(Dataset excerpt)
---------------
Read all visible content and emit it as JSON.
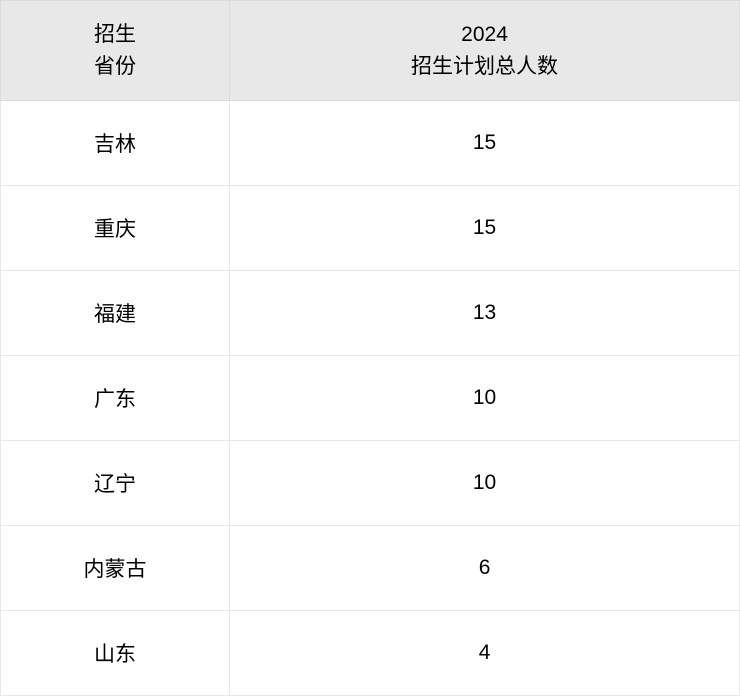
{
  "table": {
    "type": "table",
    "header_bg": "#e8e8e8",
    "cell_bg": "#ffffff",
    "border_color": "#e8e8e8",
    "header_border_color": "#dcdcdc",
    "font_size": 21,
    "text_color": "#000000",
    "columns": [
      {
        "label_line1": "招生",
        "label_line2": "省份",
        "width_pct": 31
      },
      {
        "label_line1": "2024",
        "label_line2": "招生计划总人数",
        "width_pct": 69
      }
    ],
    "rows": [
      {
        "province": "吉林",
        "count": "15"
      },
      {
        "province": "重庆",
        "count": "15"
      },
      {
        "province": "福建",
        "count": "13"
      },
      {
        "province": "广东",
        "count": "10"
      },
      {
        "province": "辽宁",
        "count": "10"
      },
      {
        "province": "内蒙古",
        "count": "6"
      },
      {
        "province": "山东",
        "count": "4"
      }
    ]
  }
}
---------------
▶ Objective: Without including the pictures, reproduce all entries exactly.

▶ Written response:
Read all visible content and emit it as JSON.
{
  "table": {
    "type": "table",
    "header_bg": "#e8e8e8",
    "cell_bg": "#ffffff",
    "border_color": "#e8e8e8",
    "header_border_color": "#dcdcdc",
    "font_size": 21,
    "text_color": "#000000",
    "columns": [
      {
        "label_line1": "招生",
        "label_line2": "省份",
        "width_pct": 31
      },
      {
        "label_line1": "2024",
        "label_line2": "招生计划总人数",
        "width_pct": 69
      }
    ],
    "rows": [
      {
        "province": "吉林",
        "count": "15"
      },
      {
        "province": "重庆",
        "count": "15"
      },
      {
        "province": "福建",
        "count": "13"
      },
      {
        "province": "广东",
        "count": "10"
      },
      {
        "province": "辽宁",
        "count": "10"
      },
      {
        "province": "内蒙古",
        "count": "6"
      },
      {
        "province": "山东",
        "count": "4"
      }
    ]
  }
}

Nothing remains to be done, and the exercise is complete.